■ Data provided
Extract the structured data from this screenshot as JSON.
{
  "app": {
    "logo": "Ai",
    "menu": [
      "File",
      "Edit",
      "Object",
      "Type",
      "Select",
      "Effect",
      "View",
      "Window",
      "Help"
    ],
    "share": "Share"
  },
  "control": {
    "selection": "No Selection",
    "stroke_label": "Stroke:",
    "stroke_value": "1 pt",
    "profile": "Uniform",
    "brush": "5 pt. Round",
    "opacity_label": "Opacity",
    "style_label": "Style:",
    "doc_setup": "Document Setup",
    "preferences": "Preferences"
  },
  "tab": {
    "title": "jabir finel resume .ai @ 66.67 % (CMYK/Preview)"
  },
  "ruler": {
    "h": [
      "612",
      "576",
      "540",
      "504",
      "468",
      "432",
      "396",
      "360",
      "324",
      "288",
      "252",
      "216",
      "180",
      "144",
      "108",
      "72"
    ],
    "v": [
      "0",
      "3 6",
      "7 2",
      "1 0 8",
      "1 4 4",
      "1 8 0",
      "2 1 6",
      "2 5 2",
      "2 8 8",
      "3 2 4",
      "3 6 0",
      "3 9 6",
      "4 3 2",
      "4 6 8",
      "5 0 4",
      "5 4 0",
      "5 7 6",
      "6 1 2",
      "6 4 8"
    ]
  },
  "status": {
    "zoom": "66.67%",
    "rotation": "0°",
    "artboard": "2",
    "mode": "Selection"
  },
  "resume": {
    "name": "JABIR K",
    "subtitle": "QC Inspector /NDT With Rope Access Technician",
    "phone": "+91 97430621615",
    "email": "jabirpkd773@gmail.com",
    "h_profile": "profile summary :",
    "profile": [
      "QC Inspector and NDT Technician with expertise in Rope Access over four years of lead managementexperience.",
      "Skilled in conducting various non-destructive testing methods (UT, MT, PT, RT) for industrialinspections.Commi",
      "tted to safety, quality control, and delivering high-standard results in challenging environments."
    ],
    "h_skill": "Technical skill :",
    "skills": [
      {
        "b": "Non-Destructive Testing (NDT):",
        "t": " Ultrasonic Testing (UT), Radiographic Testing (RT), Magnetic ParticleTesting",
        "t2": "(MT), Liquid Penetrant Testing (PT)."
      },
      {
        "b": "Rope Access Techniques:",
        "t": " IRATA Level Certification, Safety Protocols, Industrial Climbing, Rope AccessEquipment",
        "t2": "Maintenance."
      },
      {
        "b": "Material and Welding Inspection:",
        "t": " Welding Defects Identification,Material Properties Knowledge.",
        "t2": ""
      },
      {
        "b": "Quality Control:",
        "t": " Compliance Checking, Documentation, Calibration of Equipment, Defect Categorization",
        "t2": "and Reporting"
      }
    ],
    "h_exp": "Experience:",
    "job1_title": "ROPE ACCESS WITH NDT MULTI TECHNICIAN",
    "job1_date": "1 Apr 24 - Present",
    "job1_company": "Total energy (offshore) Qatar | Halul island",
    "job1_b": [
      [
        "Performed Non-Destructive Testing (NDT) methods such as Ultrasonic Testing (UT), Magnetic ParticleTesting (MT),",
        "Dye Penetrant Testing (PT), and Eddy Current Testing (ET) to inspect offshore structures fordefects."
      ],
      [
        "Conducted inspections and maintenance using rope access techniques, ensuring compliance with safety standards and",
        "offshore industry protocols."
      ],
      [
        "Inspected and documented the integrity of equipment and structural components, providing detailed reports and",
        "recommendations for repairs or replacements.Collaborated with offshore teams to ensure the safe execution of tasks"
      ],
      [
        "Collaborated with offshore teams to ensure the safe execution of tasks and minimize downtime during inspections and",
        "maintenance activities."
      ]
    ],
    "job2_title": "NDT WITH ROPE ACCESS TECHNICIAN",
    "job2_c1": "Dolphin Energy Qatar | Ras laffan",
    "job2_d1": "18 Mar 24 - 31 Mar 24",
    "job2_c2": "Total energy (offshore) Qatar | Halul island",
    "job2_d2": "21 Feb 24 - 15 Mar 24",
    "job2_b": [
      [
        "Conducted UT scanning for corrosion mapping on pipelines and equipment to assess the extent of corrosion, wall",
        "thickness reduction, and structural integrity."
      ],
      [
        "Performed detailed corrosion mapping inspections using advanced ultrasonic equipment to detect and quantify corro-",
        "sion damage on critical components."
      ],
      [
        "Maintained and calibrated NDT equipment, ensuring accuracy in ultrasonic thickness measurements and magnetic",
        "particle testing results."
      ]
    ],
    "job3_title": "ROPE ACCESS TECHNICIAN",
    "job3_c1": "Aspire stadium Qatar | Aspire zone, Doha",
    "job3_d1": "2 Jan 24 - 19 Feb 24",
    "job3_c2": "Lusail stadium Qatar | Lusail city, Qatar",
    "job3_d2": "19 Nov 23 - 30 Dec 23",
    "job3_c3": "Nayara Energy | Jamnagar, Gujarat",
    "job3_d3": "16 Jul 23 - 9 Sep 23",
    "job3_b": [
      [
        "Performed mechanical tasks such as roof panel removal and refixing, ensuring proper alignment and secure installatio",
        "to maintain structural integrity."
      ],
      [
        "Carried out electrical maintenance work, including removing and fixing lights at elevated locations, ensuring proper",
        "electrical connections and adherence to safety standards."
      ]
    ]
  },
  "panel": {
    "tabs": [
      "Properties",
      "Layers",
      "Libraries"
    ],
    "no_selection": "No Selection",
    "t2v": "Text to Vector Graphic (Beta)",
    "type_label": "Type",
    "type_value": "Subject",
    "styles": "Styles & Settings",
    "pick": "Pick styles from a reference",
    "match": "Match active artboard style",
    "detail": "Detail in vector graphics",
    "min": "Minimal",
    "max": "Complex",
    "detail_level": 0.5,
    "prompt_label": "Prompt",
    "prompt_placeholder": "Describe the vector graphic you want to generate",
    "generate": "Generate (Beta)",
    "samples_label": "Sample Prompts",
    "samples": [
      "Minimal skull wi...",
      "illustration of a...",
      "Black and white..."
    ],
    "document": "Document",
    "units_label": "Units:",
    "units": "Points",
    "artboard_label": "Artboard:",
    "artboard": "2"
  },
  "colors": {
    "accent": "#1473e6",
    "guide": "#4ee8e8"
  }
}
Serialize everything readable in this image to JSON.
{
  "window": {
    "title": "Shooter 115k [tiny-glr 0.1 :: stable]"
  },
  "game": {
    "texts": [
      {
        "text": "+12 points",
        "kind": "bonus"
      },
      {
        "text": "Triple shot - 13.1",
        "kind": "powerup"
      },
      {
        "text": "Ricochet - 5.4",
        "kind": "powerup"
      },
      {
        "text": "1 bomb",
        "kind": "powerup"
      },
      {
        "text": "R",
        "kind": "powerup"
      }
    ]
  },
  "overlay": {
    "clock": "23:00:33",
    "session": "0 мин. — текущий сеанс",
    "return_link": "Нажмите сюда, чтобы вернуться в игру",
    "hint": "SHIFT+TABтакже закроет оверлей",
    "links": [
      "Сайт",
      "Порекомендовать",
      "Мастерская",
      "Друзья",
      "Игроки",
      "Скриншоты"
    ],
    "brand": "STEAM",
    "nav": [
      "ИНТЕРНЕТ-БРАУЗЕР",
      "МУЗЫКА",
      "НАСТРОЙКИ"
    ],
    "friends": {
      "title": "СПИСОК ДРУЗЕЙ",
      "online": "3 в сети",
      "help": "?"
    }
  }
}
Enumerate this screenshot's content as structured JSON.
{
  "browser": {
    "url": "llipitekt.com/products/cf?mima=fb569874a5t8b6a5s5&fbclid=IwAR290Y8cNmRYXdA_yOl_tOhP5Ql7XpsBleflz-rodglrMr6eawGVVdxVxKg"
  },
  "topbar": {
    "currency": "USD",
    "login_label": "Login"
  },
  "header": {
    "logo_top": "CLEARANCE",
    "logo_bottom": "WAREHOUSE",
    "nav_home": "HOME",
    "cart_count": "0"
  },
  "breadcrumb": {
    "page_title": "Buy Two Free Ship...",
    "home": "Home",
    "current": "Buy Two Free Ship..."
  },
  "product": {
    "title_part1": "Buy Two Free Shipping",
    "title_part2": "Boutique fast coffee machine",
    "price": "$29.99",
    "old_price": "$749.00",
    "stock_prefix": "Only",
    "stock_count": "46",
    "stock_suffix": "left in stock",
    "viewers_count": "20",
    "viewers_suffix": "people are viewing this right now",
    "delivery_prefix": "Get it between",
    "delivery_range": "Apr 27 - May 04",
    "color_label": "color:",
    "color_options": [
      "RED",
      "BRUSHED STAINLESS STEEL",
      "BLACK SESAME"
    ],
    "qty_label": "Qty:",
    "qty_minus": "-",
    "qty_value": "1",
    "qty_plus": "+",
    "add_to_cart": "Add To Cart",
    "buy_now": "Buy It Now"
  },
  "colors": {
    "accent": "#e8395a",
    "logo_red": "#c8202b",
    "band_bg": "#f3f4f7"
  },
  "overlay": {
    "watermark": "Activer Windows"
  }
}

■ The problem
Everything from the line with "Enumerate this screenshot's" through the last line of the material above should be echoed exactly, and nothing else.

■ Result
Enumerate this screenshot's content as structured JSON.
{
  "browser": {
    "url": "llipitekt.com/products/cf?mima=fb569874a5t8b6a5s5&fbclid=IwAR290Y8cNmRYXdA_yOl_tOhP5Ql7XpsBleflz-rodglrMr6eawGVVdxVxKg"
  },
  "topbar": {
    "currency": "USD",
    "login_label": "Login"
  },
  "header": {
    "logo_top": "CLEARANCE",
    "logo_bottom": "WAREHOUSE",
    "nav_home": "HOME",
    "cart_count": "0"
  },
  "breadcrumb": {
    "page_title": "Buy Two Free Ship...",
    "home": "Home",
    "current": "Buy Two Free Ship..."
  },
  "product": {
    "title_part1": "Buy Two Free Shipping",
    "title_part2": "Boutique fast coffee machine",
    "price": "$29.99",
    "old_price": "$749.00",
    "stock_prefix": "Only",
    "stock_count": "46",
    "stock_suffix": "left in stock",
    "viewers_count": "20",
    "viewers_suffix": "people are viewing this right now",
    "delivery_prefix": "Get it between",
    "delivery_range": "Apr 27 - May 04",
    "color_label": "color:",
    "color_options": [
      "RED",
      "BRUSHED STAINLESS STEEL",
      "BLACK SESAME"
    ],
    "qty_label": "Qty:",
    "qty_minus": "-",
    "qty_value": "1",
    "qty_plus": "+",
    "add_to_cart": "Add To Cart",
    "buy_now": "Buy It Now"
  },
  "colors": {
    "accent": "#e8395a",
    "logo_red": "#c8202b",
    "band_bg": "#f3f4f7"
  },
  "overlay": {
    "watermark": "Activer Windows"
  }
}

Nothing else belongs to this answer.